Give back only the lines from the one with "Decode this image" through the last line of the data, exactly as they appear.

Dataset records
------------------------------------------------------------
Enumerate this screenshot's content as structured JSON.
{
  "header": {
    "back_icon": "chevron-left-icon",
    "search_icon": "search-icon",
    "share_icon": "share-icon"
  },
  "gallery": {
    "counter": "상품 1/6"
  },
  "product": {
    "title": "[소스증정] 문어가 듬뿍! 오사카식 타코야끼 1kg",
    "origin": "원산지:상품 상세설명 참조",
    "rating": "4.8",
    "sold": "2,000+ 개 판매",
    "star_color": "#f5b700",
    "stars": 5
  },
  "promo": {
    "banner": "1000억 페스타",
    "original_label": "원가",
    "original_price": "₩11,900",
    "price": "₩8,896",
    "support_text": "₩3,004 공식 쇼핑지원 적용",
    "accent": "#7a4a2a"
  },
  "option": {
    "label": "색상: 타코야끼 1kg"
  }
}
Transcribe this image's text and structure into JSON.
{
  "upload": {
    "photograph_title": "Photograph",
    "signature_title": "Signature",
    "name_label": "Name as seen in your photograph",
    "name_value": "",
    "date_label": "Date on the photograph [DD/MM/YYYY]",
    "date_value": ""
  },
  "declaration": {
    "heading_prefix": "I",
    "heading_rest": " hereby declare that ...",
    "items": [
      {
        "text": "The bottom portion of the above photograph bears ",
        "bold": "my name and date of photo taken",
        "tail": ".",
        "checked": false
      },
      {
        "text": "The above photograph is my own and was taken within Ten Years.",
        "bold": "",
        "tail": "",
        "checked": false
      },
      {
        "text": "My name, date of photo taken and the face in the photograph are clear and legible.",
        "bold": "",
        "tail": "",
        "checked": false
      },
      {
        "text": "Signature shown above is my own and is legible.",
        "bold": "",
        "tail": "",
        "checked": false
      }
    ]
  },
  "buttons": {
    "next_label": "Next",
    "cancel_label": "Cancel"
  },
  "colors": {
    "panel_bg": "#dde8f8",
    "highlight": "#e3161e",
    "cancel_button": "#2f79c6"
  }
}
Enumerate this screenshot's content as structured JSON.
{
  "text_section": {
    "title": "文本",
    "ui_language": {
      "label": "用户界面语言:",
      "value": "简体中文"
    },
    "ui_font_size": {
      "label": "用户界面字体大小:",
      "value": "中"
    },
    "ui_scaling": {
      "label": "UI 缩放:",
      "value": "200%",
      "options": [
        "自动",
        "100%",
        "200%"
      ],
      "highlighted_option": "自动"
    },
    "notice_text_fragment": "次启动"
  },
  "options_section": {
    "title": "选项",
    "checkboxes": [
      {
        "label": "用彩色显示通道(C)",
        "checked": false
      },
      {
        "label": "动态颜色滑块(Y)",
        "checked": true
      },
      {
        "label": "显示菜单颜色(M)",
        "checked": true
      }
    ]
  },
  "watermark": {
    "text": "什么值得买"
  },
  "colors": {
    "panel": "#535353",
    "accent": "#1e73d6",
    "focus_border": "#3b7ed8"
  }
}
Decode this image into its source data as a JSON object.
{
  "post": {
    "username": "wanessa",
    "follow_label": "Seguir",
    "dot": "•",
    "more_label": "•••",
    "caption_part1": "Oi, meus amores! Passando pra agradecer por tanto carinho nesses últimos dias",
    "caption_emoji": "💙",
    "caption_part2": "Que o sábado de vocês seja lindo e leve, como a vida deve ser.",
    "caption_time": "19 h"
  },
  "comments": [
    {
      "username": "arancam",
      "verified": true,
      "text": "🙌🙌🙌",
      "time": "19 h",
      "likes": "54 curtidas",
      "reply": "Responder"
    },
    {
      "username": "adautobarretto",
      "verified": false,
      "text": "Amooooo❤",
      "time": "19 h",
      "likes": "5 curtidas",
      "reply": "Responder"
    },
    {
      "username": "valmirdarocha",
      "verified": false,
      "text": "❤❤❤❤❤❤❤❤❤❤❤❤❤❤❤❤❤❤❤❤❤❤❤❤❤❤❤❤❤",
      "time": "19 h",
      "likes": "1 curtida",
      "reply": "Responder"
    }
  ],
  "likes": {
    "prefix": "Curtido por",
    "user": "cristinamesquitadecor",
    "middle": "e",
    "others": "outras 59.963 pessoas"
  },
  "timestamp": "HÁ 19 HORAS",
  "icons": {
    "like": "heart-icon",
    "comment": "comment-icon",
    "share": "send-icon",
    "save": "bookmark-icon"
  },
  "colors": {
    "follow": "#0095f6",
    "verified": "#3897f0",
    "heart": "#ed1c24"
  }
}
------------------------------------------------------------
Completed exercise:
Decode this image into its source data as a JSON object.
{
  "post": {
    "username": "wanessa",
    "follow_label": "Seguir",
    "dot": "•",
    "more_label": "•••",
    "caption_part1": "Oi, meus amores! Passando pra agradecer por tanto carinho nesses últimos dias",
    "caption_emoji": "💙",
    "caption_part2": "Que o sábado de vocês seja lindo e leve, como a vida deve ser.",
    "caption_time": "19 h"
  },
  "comments": [
    {
      "username": "arancam",
      "verified": true,
      "text": "🙌🙌🙌",
      "time": "19 h",
      "likes": "54 curtidas",
      "reply": "Responder"
    },
    {
      "username": "adautobarretto",
      "verified": false,
      "text": "Amooooo❤",
      "time": "19 h",
      "likes": "5 curtidas",
      "reply": "Responder"
    },
    {
      "username": "valmirdarocha",
      "verified": false,
      "text": "❤❤❤❤❤❤❤❤❤❤❤❤❤❤❤❤❤❤❤❤❤❤❤❤❤❤❤❤❤",
      "time": "19 h",
      "likes": "1 curtida",
      "reply": "Responder"
    }
  ],
  "likes": {
    "prefix": "Curtido por",
    "user": "cristinamesquitadecor",
    "middle": "e",
    "others": "outras 59.963 pessoas"
  },
  "timestamp": "HÁ 19 HORAS",
  "icons": {
    "like": "heart-icon",
    "comment": "comment-icon",
    "share": "send-icon",
    "save": "bookmark-icon"
  },
  "colors": {
    "follow": "#0095f6",
    "verified": "#3897f0",
    "heart": "#ed1c24"
  }
}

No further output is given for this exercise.